Billie ha dejado de ser una cantante, una persona que despliega un repertorio: ella es lo que canta, y lo será cada vez más. Al verla diluirse en cada canción, quien presencia sus actuaciones no ve solamente un espectáculo, sino que está frente al fenómeno de la sombra: es la persona quien le da forma, pero en la estética del reflejo, transforma a la persona convirtiéndola en vehículo de su fascinante y oscura aparición. Como consecuencia de su condena, el Estado de Nueva York le retira la licencia para actuar en bares. Así queda excluida de su verdadero y único lugar, sus múltiples hogares, donde era contenida aunque fuera por personas tan derrumbadas como ella misma. Tiene éxito con una obra musical en Broadway, pero enseguida vuelve a ser una desocupada. Entonces aparece John Levy. El hombre era propietario de un club de la famosa calle 52, doce se “cocinaba” lo más sobresaliente del jazz del momento. Era, además, un tipo con aplomo, que sabía y podía arreglar con la policía –más tarde Billie supo que en realidad era informante–, por lo que le podía ofrecer trabajo en su local a pesar de carecer de una licencia. Por un tiempo, Levy le dio la vida a una amante de lujo sin proponerle ser su amante, aunque pronto lo serían. La impresionó echando con métodos mafiosos a Jimmy Monroe, el primer marido de Billie, cuando éste apareció por el Club. Le regaló flores, la llevó a comprarse ropa fina y le puso un auto con chofer a su disposición. Parecía tratarla como “se trata a una dama”. También le arreglaba y le manejaba el dinero. Entre los contratos que Levy consiguió está el del Stran Theater de Broadway, donde debía actuar los siete días de la semana, cinco funciones por día. Era el evidente arreglode un cafishio que rodeaba a su trabajadora de lujo adquirido con el dinero que ella producía y que no podía tocar. Por Levy, que traficaba y quizá se la quería sacar de encima, llegó otra vez hasta la Corte, bajo el cargo de posesión de narcóticos, pero esta vez no fue presa.

## LÍNEAS PROPORCIONADAS
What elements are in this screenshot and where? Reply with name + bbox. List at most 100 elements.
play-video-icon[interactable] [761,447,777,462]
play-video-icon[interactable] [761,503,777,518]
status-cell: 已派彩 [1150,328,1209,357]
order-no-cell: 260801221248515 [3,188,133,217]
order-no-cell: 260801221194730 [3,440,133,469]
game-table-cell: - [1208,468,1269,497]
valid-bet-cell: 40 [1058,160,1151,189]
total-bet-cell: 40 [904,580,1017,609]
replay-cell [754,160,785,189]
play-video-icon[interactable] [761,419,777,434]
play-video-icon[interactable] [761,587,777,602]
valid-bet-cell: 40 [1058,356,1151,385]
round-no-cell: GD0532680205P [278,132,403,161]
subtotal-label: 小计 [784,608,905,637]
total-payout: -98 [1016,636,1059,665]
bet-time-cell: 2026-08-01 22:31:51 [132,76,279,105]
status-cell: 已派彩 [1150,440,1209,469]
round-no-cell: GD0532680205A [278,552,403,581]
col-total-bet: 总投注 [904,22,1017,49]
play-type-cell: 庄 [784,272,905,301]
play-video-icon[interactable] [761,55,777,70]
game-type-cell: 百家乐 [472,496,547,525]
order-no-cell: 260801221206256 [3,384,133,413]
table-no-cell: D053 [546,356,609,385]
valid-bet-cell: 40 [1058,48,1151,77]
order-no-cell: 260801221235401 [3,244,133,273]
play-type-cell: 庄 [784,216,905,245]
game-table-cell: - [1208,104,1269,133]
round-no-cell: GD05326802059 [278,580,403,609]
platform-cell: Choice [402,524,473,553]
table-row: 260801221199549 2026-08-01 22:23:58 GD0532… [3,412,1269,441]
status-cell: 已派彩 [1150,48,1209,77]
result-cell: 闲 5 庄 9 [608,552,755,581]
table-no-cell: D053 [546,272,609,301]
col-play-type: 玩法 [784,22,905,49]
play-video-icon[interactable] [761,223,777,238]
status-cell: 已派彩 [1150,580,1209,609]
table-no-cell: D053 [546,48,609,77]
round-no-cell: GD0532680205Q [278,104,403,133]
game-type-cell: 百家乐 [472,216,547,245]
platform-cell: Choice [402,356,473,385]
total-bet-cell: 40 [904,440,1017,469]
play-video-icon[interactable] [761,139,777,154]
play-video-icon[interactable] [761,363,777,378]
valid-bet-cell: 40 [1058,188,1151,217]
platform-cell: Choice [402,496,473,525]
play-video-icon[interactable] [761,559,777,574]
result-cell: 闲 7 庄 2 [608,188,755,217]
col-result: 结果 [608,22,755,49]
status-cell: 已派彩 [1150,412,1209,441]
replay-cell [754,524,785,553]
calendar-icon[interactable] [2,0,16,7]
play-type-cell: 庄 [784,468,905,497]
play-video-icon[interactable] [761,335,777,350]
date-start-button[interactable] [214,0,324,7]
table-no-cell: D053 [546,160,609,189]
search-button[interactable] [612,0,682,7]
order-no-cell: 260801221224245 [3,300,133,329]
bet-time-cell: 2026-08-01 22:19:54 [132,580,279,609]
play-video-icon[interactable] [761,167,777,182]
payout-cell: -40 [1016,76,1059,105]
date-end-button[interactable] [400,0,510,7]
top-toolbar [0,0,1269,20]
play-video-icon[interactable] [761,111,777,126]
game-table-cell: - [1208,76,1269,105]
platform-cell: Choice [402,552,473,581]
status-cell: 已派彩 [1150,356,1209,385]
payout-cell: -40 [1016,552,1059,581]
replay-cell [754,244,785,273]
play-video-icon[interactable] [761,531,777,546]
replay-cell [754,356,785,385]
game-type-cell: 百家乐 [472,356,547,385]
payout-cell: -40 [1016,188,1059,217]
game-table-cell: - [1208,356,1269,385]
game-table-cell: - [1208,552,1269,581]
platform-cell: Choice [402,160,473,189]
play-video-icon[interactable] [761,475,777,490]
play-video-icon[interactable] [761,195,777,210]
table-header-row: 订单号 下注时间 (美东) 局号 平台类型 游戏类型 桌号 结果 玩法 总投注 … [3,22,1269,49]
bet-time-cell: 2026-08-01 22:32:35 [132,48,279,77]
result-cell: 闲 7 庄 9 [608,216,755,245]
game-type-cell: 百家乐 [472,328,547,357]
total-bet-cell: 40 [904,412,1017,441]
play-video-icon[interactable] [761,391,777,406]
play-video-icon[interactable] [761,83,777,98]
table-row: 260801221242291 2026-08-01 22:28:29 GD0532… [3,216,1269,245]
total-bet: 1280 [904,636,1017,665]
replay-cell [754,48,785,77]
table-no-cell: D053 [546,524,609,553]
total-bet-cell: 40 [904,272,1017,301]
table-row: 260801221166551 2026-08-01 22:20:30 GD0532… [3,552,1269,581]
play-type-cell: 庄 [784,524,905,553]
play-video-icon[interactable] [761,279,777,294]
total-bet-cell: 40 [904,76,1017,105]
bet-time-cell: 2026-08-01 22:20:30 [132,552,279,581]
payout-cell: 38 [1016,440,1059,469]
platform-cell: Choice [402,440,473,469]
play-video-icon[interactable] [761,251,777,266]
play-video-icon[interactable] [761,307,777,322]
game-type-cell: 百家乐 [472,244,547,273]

## TAREA A REALIZAR
Reproduce completo el extracto sobre Billie, sin alterar ni una palabra.

## RESULTADO DEL EJERCICIO
Billie ha dejado de ser una cantante, una persona que despliega un repertorio: ella es lo que canta, y lo será cada vez más. Al verla diluirse en cada canción, quien presencia sus actuaciones no ve solamente un espectáculo, sino que está frente al fenómeno de la sombra: es la persona quien le da forma, pero en la estética del reflejo, transforma a la persona convirtiéndola en vehículo de su fascinante y oscura aparición. Como consecuencia de su condena, el Estado de Nueva York le retira la licencia para actuar en bares. Así queda excluida de su verdadero y único lugar, sus múltiples hogares, donde era contenida aunque fuera por personas tan derrumbadas como ella misma. Tiene éxito con una obra musical en Broadway, pero enseguida vuelve a ser una desocupada. Entonces aparece John Levy. El hombre era propietario de un club de la famosa calle 52, doce se “cocinaba” lo más sobresaliente del jazz del momento. Era, además, un tipo con aplomo, que sabía y podía arreglar con la policía –más tarde Billie supo que en realidad era informante–, por lo que le podía ofrecer trabajo en su local a pesar de carecer de una licencia. Por un tiempo, Levy le dio la vida a una amante de lujo sin proponerle ser su amante, aunque pronto lo serían. La impresionó echando con métodos mafiosos a Jimmy Monroe, el primer marido de Billie, cuando éste apareció por el Club. Le regaló flores, la llevó a comprarse ropa fina y le puso un auto con chofer a su disposición. Parecía tratarla como “se trata a una dama”. También le arreglaba y le manejaba el dinero. Entre los contratos que Levy consiguió está el del Stran Theater de Broadway, donde debía actuar los siete días de la semana, cinco funciones por día. Era el evidente arreglode un cafishio que rodeaba a su trabajadora de lujo adquirido con el dinero que ella producía y que no podía tocar. Por Levy, que traficaba y quizá se la quería sacar de encima, llegó otra vez hasta la Corte, bajo el cargo de posesión de narcóticos, pero esta vez no fue presa.